▸ THE EXERCISE
Which lines have the string "Осетинская"? Copy all of them from the entries below.

Data listing
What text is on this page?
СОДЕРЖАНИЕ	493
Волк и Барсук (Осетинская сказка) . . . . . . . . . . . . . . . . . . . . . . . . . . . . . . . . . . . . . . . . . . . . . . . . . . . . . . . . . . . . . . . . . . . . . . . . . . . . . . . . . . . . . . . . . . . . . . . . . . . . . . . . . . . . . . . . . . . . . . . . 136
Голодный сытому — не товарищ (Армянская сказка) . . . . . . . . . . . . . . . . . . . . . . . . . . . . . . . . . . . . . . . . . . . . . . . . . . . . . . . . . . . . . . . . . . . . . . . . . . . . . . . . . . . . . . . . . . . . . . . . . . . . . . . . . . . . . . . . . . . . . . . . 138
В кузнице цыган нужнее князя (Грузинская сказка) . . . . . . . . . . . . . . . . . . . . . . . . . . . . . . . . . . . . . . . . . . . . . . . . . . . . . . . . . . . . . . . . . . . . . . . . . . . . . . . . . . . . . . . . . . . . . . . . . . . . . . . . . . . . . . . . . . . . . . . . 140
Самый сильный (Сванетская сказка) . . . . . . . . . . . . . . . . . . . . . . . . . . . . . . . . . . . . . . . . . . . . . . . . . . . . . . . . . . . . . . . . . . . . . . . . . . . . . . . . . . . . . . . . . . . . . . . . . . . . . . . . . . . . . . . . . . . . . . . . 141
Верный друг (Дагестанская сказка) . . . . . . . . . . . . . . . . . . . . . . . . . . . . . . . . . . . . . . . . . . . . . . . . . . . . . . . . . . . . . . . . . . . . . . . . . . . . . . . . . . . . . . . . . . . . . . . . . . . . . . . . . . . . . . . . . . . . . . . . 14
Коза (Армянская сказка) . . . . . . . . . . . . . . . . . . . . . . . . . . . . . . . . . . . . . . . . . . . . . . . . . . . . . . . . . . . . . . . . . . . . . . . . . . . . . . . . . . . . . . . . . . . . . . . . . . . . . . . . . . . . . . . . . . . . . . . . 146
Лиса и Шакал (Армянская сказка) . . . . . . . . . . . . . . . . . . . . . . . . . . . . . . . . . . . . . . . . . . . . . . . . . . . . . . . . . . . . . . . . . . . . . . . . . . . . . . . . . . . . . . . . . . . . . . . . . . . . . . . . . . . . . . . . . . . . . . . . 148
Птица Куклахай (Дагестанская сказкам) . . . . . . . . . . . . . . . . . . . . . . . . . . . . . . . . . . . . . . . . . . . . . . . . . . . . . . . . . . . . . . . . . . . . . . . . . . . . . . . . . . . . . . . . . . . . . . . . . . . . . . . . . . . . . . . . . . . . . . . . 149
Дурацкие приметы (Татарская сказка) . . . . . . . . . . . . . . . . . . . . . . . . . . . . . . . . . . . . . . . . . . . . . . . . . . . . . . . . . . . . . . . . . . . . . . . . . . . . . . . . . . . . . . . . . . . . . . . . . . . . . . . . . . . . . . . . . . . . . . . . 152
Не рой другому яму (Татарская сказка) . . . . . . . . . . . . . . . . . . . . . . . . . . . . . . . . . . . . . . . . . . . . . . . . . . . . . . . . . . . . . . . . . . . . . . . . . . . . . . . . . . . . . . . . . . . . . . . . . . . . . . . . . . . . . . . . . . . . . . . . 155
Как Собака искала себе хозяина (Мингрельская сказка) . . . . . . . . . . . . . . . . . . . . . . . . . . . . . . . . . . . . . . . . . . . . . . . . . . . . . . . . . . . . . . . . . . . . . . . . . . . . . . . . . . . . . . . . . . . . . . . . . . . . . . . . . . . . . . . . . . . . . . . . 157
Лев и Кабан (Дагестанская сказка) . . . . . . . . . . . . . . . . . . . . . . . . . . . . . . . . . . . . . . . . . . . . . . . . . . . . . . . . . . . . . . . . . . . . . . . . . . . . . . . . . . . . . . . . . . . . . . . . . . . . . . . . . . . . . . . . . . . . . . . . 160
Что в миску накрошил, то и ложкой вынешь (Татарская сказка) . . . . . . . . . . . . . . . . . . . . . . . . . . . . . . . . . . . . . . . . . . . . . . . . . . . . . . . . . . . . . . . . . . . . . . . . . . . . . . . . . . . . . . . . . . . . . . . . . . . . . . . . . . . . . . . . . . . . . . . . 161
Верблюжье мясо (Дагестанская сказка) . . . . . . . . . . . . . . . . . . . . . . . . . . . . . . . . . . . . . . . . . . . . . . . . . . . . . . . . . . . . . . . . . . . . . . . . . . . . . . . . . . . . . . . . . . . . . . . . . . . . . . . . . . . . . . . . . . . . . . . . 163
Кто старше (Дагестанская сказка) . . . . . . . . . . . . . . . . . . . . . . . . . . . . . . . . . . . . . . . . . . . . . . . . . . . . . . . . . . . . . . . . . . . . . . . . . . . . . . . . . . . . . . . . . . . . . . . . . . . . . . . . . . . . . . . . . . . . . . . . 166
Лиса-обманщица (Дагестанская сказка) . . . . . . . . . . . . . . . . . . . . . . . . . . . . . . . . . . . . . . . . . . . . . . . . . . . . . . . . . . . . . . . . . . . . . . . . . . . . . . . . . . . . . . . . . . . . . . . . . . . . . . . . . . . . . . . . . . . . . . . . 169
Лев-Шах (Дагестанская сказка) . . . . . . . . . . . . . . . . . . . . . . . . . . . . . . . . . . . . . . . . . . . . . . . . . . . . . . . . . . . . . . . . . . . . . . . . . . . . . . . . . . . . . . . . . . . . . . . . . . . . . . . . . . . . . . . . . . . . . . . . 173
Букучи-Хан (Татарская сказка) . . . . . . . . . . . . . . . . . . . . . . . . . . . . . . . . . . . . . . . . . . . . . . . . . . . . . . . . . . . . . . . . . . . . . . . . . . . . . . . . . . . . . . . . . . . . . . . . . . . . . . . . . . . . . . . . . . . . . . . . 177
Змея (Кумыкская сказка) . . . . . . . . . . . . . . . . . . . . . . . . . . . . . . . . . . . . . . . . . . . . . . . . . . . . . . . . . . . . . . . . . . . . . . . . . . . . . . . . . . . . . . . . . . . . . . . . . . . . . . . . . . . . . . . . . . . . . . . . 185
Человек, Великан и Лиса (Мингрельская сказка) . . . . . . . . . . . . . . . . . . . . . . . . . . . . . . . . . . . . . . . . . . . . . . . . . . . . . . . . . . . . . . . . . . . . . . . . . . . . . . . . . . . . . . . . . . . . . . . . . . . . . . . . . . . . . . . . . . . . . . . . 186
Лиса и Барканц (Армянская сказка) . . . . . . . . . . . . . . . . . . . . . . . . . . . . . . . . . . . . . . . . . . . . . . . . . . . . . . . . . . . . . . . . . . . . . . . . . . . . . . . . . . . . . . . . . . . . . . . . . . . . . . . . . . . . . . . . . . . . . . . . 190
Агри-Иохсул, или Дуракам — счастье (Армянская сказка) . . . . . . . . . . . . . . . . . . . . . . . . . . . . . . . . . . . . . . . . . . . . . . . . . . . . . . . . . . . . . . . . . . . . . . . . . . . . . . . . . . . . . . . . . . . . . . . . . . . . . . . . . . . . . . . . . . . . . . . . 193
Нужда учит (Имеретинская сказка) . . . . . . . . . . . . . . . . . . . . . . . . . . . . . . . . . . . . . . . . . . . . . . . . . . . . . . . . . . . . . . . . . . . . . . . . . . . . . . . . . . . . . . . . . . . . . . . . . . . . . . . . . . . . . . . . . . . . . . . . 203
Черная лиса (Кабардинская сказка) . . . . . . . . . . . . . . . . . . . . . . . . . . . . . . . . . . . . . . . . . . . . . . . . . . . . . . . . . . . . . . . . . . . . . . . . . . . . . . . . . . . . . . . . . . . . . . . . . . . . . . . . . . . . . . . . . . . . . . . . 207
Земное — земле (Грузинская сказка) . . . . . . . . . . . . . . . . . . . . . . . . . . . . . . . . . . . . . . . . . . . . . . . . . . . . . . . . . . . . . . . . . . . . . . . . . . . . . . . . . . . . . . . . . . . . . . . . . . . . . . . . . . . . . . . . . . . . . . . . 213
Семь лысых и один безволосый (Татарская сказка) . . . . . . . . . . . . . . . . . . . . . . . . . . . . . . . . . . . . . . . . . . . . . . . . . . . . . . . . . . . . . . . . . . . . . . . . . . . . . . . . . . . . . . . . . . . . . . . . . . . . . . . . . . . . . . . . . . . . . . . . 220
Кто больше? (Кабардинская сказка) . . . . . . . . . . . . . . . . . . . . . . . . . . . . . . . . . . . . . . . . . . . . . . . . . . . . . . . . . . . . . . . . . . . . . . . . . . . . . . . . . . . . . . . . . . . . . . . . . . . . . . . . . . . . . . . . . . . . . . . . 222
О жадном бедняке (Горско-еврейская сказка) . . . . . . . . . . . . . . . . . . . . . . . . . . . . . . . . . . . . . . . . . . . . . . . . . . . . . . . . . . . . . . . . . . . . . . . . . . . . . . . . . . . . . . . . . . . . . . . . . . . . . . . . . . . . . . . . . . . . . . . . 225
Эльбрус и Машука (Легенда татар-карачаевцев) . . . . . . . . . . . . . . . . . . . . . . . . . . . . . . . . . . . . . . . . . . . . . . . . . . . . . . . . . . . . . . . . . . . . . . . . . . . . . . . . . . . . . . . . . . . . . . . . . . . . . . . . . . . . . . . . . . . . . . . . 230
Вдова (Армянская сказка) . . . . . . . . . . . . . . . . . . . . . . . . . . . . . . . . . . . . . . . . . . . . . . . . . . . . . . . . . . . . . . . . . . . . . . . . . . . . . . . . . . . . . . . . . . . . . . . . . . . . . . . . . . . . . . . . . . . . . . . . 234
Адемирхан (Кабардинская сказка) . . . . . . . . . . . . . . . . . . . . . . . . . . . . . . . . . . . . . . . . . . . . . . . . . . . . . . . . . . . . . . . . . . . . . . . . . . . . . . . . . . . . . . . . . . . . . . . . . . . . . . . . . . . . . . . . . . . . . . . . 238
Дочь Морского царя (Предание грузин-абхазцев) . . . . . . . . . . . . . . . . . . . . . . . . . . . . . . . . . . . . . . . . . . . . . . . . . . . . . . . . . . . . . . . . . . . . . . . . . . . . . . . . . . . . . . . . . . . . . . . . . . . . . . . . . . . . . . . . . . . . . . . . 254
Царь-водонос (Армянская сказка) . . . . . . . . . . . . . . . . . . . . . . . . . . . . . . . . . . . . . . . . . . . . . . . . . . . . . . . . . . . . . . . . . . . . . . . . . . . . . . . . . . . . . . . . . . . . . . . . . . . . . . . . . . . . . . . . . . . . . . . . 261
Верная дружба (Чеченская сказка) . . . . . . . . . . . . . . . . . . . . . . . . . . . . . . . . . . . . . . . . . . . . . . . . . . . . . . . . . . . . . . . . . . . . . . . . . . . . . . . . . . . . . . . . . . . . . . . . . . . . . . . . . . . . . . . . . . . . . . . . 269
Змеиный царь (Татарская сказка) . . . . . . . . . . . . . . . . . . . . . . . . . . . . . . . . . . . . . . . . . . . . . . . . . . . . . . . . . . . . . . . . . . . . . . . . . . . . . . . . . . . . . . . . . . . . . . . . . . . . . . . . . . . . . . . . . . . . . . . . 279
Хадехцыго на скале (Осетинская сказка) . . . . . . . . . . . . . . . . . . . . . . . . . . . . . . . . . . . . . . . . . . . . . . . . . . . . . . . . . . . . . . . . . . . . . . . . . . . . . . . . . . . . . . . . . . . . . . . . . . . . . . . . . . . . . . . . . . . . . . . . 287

▸ RESPONSE FOR THIS EXERCISE
Волк и Барсук (Осетинская сказка) . . . . . . . . . . . . . . . . . . . . . . . . . . . . . . . . . . . . . . . . . . . . . . . . . . . . . . . . . . . . . . . . . . . . . . . . . . . . . . . . . . . . . . . . . . . . . . . . . . . . . . . . . . . . . . . . . . . . . . . . 136
Хадехцыго на скале (Осетинская сказка) . . . . . . . . . . . . . . . . . . . . . . . . . . . . . . . . . . . . . . . . . . . . . . . . . . . . . . . . . . . . . . . . . . . . . . . . . . . . . . . . . . . . . . . . . . . . . . . . . . . . . . . . . . . . . . . . . . . . . . . . 287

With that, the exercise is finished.